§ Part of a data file

Start

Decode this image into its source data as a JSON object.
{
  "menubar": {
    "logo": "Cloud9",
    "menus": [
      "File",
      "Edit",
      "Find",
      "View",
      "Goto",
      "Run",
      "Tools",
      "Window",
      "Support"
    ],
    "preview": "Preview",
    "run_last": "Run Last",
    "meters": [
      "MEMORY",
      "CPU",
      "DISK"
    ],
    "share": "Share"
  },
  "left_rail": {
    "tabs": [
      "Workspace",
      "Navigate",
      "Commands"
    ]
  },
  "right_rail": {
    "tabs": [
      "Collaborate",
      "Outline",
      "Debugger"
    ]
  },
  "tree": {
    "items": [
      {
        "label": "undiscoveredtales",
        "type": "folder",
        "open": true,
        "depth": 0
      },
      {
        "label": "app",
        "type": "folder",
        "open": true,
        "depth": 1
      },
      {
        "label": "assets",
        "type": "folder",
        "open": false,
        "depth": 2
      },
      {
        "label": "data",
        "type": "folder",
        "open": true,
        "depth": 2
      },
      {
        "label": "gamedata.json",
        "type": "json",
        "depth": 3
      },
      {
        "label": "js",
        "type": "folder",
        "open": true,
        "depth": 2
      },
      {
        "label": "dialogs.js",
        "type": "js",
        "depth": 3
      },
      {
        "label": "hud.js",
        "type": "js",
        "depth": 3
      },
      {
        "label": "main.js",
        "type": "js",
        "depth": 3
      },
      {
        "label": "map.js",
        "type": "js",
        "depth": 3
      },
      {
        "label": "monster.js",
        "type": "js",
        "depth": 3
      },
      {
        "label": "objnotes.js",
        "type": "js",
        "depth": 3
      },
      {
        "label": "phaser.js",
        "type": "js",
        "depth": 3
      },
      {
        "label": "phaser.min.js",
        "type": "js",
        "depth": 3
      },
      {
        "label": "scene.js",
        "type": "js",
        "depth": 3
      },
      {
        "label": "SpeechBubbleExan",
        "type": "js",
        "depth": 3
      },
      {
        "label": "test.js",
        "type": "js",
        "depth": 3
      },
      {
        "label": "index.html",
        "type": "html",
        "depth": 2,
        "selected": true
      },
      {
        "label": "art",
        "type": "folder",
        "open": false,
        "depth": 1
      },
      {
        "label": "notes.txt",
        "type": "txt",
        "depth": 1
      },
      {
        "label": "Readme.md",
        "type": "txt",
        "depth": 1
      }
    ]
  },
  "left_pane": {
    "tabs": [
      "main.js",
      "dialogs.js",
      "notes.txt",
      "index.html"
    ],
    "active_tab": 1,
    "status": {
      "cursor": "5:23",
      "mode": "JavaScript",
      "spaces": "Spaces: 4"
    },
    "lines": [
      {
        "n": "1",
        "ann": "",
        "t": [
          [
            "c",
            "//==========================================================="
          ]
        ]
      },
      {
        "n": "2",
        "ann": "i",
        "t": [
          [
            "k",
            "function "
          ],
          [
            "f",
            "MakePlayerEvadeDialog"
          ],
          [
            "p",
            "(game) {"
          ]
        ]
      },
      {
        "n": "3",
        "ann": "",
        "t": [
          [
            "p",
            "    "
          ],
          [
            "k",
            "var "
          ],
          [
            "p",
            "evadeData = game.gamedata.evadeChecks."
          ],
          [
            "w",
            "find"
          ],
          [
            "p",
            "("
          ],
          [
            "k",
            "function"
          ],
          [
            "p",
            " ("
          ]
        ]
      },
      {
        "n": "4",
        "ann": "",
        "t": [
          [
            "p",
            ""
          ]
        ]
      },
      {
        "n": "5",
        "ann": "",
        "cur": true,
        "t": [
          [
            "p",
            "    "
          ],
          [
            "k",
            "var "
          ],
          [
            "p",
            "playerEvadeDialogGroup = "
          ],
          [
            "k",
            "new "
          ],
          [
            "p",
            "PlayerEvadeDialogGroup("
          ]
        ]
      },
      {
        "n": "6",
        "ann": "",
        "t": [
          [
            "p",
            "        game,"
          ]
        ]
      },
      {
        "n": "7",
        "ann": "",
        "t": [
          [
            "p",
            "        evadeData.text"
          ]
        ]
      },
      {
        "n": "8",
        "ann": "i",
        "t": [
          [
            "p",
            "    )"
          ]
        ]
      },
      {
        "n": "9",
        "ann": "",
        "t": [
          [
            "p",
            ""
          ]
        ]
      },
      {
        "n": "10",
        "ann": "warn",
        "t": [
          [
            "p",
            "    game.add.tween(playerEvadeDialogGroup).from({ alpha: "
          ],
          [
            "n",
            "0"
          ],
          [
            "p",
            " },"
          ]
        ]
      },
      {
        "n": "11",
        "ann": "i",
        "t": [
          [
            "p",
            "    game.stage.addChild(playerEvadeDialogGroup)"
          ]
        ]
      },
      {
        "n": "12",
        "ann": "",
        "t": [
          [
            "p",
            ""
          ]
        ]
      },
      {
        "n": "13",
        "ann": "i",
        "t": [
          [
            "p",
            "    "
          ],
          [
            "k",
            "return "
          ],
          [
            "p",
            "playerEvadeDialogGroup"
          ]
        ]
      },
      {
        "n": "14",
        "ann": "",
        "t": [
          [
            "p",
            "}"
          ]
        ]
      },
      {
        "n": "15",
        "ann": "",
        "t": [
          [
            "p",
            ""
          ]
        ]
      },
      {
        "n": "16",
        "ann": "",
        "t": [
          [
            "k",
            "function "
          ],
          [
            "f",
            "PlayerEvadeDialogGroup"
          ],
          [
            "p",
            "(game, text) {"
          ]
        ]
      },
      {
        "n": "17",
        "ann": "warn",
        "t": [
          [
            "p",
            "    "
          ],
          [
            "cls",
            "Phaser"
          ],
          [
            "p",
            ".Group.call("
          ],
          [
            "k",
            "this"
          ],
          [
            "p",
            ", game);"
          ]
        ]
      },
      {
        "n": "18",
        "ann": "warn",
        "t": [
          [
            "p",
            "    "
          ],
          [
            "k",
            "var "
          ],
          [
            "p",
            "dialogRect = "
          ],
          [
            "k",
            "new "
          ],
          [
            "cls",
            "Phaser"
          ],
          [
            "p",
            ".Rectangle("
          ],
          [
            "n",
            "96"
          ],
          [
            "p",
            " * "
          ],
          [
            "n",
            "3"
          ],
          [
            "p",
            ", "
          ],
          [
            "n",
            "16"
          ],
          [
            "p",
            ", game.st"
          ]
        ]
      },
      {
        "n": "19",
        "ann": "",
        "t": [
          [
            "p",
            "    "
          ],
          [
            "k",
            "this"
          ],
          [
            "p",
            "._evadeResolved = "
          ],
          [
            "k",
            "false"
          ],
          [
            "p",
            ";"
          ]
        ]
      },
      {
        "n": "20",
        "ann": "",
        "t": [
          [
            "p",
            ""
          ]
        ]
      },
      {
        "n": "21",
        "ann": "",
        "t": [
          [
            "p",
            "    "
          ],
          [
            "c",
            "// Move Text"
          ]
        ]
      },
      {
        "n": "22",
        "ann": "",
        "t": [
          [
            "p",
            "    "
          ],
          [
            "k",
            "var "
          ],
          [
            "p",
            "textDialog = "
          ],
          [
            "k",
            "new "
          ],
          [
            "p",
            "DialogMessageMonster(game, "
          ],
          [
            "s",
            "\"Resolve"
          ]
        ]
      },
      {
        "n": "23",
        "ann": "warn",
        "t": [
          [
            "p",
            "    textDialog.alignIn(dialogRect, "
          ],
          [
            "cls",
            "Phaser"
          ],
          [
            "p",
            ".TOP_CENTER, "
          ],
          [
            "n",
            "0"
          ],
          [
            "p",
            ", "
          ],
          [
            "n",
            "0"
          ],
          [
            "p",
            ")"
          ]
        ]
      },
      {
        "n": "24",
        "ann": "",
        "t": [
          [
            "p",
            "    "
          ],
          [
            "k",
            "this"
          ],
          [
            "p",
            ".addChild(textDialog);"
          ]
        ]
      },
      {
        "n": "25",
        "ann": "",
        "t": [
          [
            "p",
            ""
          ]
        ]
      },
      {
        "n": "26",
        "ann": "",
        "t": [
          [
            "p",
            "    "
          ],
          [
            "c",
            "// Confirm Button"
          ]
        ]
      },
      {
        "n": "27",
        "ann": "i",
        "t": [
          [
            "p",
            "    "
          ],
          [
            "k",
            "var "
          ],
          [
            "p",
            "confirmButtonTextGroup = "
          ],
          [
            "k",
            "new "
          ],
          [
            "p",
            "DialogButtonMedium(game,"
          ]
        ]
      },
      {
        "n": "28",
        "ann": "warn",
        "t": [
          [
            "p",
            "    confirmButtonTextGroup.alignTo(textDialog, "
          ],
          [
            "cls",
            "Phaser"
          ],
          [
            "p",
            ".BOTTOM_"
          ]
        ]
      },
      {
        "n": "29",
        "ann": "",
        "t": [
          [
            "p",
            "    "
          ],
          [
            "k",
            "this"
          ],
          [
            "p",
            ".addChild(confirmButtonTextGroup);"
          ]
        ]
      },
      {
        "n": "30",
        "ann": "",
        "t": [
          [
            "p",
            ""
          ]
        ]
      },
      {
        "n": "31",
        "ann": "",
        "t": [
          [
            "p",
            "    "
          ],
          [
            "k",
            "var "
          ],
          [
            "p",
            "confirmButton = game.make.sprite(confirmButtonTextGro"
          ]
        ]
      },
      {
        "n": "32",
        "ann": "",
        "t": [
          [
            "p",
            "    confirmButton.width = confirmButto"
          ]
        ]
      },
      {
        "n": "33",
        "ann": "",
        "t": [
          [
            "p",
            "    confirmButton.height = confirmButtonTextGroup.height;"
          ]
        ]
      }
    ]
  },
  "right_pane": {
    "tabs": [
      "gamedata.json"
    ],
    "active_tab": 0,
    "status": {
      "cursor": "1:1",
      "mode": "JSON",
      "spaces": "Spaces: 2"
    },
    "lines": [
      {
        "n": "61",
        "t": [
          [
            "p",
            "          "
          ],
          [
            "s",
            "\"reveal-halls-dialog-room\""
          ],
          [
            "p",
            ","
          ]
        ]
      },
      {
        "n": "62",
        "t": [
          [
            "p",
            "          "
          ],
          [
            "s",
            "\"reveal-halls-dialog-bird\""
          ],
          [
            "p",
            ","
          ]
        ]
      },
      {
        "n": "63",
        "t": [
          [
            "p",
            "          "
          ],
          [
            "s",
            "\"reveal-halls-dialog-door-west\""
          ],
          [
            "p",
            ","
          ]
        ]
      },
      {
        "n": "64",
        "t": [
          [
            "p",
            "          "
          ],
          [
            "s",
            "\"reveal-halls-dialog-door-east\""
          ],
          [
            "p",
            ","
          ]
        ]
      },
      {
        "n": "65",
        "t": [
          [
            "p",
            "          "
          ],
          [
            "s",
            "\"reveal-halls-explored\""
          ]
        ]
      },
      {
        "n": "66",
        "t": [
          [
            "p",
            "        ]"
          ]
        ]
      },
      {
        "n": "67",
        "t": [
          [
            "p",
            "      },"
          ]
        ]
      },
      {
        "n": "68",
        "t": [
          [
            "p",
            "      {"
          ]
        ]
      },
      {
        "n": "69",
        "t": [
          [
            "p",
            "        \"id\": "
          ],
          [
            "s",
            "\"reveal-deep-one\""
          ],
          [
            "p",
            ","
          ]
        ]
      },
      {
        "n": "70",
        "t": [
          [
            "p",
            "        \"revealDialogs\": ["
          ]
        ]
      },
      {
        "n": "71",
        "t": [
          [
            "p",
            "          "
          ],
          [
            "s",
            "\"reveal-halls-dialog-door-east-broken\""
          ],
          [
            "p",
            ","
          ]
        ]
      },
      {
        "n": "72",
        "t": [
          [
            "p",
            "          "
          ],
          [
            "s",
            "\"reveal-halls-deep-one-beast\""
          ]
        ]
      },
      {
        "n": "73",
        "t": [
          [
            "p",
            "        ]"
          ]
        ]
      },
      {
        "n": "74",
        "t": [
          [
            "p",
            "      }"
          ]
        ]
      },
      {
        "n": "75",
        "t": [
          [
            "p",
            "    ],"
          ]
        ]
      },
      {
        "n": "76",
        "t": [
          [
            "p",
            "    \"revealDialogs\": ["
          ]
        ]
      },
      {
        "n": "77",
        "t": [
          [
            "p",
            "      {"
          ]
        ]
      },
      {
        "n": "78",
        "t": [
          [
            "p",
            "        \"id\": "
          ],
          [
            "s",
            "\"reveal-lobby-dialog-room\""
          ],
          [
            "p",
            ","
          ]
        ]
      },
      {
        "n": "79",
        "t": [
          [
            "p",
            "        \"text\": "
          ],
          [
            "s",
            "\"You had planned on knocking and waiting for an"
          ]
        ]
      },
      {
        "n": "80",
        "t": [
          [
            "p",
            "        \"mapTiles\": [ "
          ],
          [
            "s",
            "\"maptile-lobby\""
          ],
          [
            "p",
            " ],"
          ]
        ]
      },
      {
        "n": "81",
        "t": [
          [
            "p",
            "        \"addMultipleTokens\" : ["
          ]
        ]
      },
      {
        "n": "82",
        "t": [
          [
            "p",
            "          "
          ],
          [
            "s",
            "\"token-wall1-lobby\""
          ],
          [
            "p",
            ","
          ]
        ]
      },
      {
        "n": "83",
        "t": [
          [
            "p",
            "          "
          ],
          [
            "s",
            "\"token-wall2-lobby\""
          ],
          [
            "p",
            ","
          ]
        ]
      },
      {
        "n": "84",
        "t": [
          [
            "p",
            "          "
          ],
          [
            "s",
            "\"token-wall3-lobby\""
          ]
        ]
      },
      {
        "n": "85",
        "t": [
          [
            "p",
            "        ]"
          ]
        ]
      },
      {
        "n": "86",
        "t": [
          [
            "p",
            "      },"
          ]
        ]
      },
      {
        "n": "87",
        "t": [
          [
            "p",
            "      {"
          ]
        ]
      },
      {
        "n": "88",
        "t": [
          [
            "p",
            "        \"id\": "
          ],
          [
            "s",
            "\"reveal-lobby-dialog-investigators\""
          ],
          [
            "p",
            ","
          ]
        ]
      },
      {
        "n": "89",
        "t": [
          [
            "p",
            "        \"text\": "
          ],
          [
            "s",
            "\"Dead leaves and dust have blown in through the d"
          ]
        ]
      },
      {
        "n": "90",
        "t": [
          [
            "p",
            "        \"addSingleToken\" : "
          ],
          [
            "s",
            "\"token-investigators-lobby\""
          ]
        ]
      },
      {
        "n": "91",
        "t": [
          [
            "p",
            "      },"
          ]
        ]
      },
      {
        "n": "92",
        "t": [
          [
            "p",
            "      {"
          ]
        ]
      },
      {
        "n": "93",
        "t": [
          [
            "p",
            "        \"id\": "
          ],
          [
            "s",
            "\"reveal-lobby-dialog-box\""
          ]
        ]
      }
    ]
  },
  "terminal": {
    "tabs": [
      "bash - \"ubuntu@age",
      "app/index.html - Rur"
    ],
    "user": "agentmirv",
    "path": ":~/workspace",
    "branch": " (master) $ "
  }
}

End

§ To do
Filter the listing above by the word "deep"; copy each line that passes.

§ Output for this task
            "\"reveal-deep-one\""
            "\"reveal-halls-deep-one-beast\""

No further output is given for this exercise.